## SUPPLIED RECORDS:
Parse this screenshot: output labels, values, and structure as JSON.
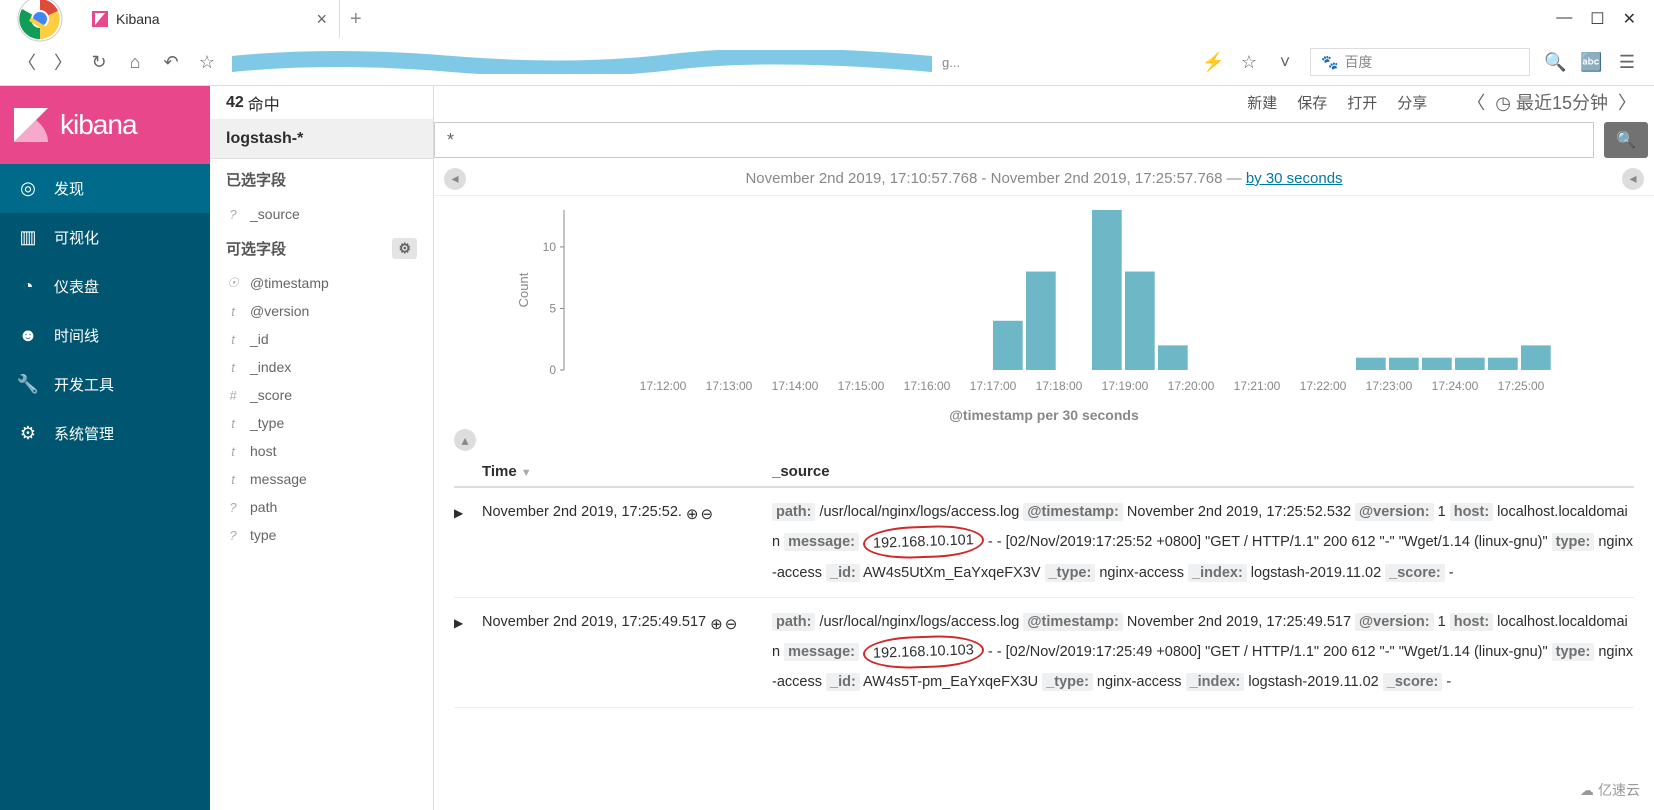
{
  "browser": {
    "tab_title": "Kibana",
    "url_snippet_left": "/app",
    "url_suffix": "g...",
    "search_engine": "百度",
    "win": {
      "min": "—",
      "max": "☐",
      "close": "✕"
    }
  },
  "brand": {
    "name": "kibana"
  },
  "nav": {
    "items": [
      {
        "label": "发现",
        "icon": "◎"
      },
      {
        "label": "可视化",
        "icon": "▥"
      },
      {
        "label": "仪表盘",
        "icon": "◔"
      },
      {
        "label": "时间线",
        "icon": "☻"
      },
      {
        "label": "开发工具",
        "icon": "🔧"
      },
      {
        "label": "系统管理",
        "icon": "⚙"
      }
    ]
  },
  "hits": {
    "count": "42",
    "label": "命中"
  },
  "index_pattern": "logstash-*",
  "fields": {
    "selected_title": "已选字段",
    "available_title": "可选字段",
    "selected": [
      {
        "t": "?",
        "name": "_source"
      }
    ],
    "available": [
      {
        "t": "☉",
        "name": "@timestamp"
      },
      {
        "t": "t",
        "name": "@version"
      },
      {
        "t": "t",
        "name": "_id"
      },
      {
        "t": "t",
        "name": "_index"
      },
      {
        "t": "#",
        "name": "_score"
      },
      {
        "t": "t",
        "name": "_type"
      },
      {
        "t": "t",
        "name": "host"
      },
      {
        "t": "t",
        "name": "message"
      },
      {
        "t": "?",
        "name": "path"
      },
      {
        "t": "?",
        "name": "type"
      }
    ]
  },
  "topbar": {
    "links": [
      "新建",
      "保存",
      "打开",
      "分享"
    ],
    "time_prefix": "◷ 最近15分钟"
  },
  "query": {
    "value": "*"
  },
  "chart_data": {
    "type": "bar",
    "title": "November 2nd 2019, 17:10:57.768 - November 2nd 2019, 17:25:57.768 — ",
    "interval_link": "by 30 seconds",
    "ylabel": "Count",
    "xlabel": "@timestamp per 30 seconds",
    "labeled_ticks": [
      "17:12:00",
      "17:13:00",
      "17:14:00",
      "17:15:00",
      "17:16:00",
      "17:17:00",
      "17:18:00",
      "17:19:00",
      "17:20:00",
      "17:21:00",
      "17:22:00",
      "17:23:00",
      "17:24:00",
      "17:25:00"
    ],
    "categories": [
      "17:17:30",
      "17:18:00",
      "17:18:30",
      "17:19:00",
      "17:19:30",
      "17:20:00",
      "17:23:00",
      "17:23:30",
      "17:24:00",
      "17:24:30",
      "17:25:00",
      "17:25:30"
    ],
    "values": [
      4,
      8,
      0,
      13,
      8,
      2,
      1,
      1,
      1,
      1,
      1,
      2
    ],
    "yticks": [
      0,
      5,
      10
    ]
  },
  "table": {
    "headers": {
      "time": "Time",
      "source": "_source"
    },
    "rows": [
      {
        "time": "November 2nd 2019, 17:25:52.",
        "kv": {
          "path": "/usr/local/nginx/logs/access.log",
          "timestamp": "November 2nd 2019, 17:25:52.532",
          "version": "1",
          "host": "localhost.localdomain",
          "message_ip": "192.168.10.101",
          "message_rest": " - - [02/Nov/2019:17:25:52 +0800] \"GET / HTTP/1.1\" 200 612 \"-\" \"Wget/1.14 (linux-gnu)\"",
          "type": "nginx-access",
          "id": "AW4s5UtXm_EaYxqeFX3V",
          "idx_type": "nginx-access",
          "index": "logstash-2019.11.02",
          "score": "-"
        }
      },
      {
        "time": "November 2nd 2019, 17:25:49.517",
        "kv": {
          "path": "/usr/local/nginx/logs/access.log",
          "timestamp": "November 2nd 2019, 17:25:49.517",
          "version": "1",
          "host": "localhost.localdomain",
          "message_ip": "192.168.10.103",
          "message_rest": " - - [02/Nov/2019:17:25:49 +0800] \"GET / HTTP/1.1\" 200 612 \"-\" \"Wget/1.14 (linux-gnu)\"",
          "type": "nginx-access",
          "id": "AW4s5T-pm_EaYxqeFX3U",
          "idx_type": "nginx-access",
          "index": "logstash-2019.11.02",
          "score": "-"
        }
      }
    ]
  },
  "kvlabels": {
    "path": "path:",
    "timestamp": "@timestamp:",
    "version": "@version:",
    "host": "host:",
    "message": "message:",
    "type": "type:",
    "id": "_id:",
    "idx_type": "_type:",
    "index": "_index:",
    "score": "_score:"
  },
  "watermark": "亿速云"
}
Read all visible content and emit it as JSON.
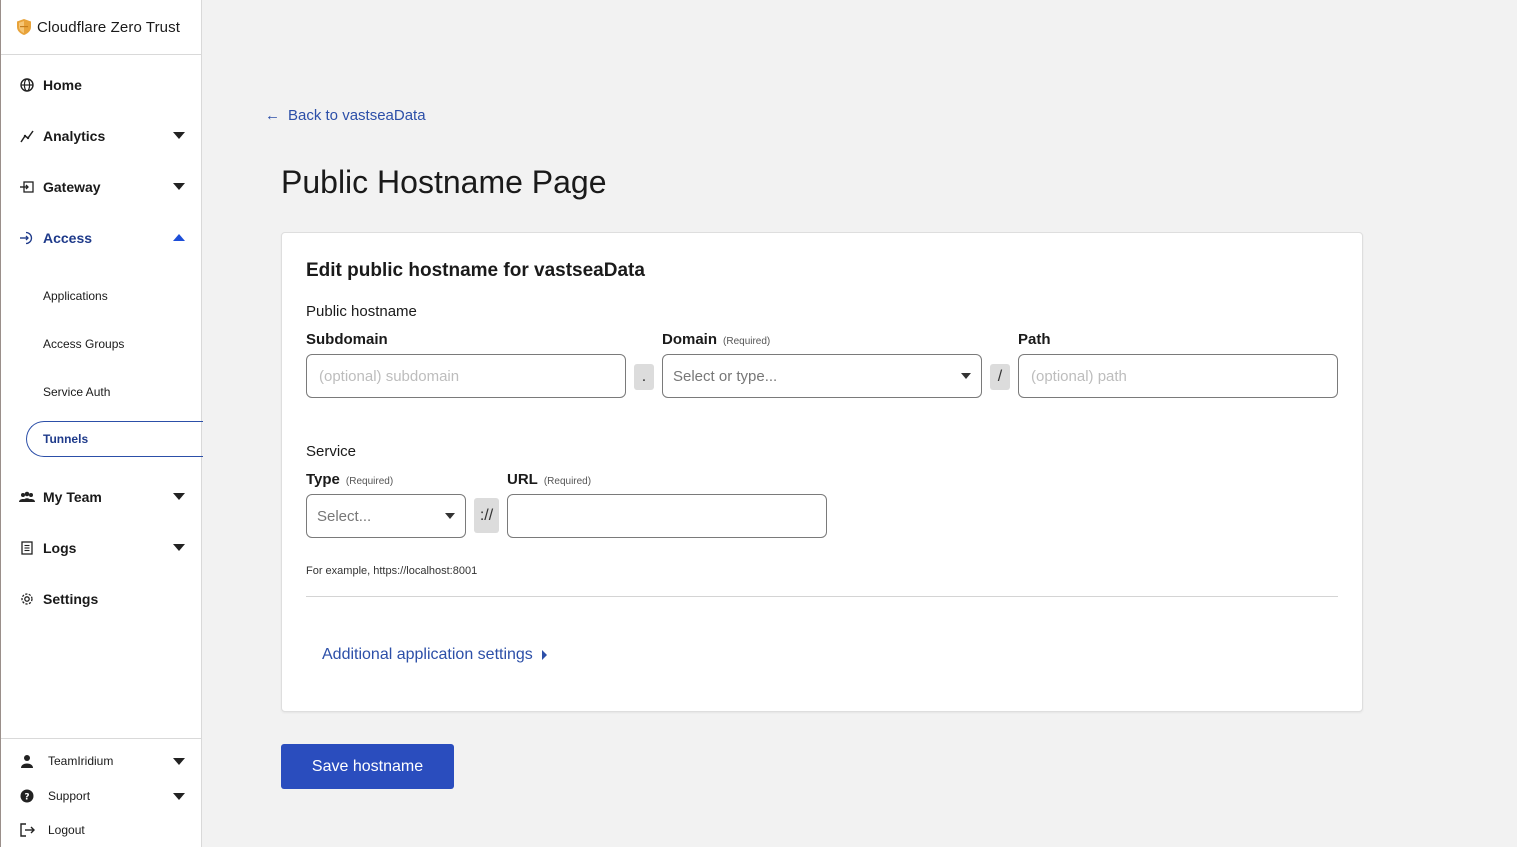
{
  "brand": {
    "name": "Cloudflare Zero Trust",
    "logo_icon": "shield-logo-icon",
    "logo_color": "#e8a33a"
  },
  "nav": {
    "items": [
      {
        "label": "Home",
        "icon": "globe-icon"
      },
      {
        "label": "Analytics",
        "icon": "chart-line-icon"
      },
      {
        "label": "Gateway",
        "icon": "gateway-icon"
      },
      {
        "label": "Access",
        "icon": "access-icon"
      },
      {
        "label": "My Team",
        "icon": "team-icon"
      },
      {
        "label": "Logs",
        "icon": "logs-icon"
      },
      {
        "label": "Settings",
        "icon": "gear-icon"
      }
    ],
    "access_sub": [
      "Applications",
      "Access Groups",
      "Service Auth",
      "Tunnels"
    ]
  },
  "bottom": {
    "account": "TeamIridium",
    "support": "Support",
    "logout": "Logout"
  },
  "main": {
    "back_arrow": "←",
    "back_label": "Back to vastseaData",
    "page_title": "Public Hostname Page",
    "card_title": "Edit public hostname for vastseaData",
    "public_hostname_label": "Public hostname",
    "subdomain_label": "Subdomain",
    "subdomain_placeholder": "(optional) subdomain",
    "dot_sep": ".",
    "domain_label": "Domain",
    "required": "(Required)",
    "domain_placeholder": "Select or type...",
    "slash_sep": "/",
    "path_label": "Path",
    "path_placeholder": "(optional) path",
    "service_label": "Service",
    "type_label": "Type",
    "type_placeholder": "Select...",
    "scheme_sep": "://",
    "url_label": "URL",
    "url_value": "",
    "help_text": "For example, https://localhost:8001",
    "more_settings": "Additional application settings",
    "save_label": "Save hostname"
  },
  "colors": {
    "accent": "#2a4dbe",
    "link": "#2c4fa8",
    "active_nav": "#1e3a8a"
  }
}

## AIM OF THE EXERCISE:
Gather from the records above every line containing the string "seconds".

## CORRECT RESULT:
    "interval_link": "by 30 seconds",
    "xlabel": "@timestamp per 30 seconds",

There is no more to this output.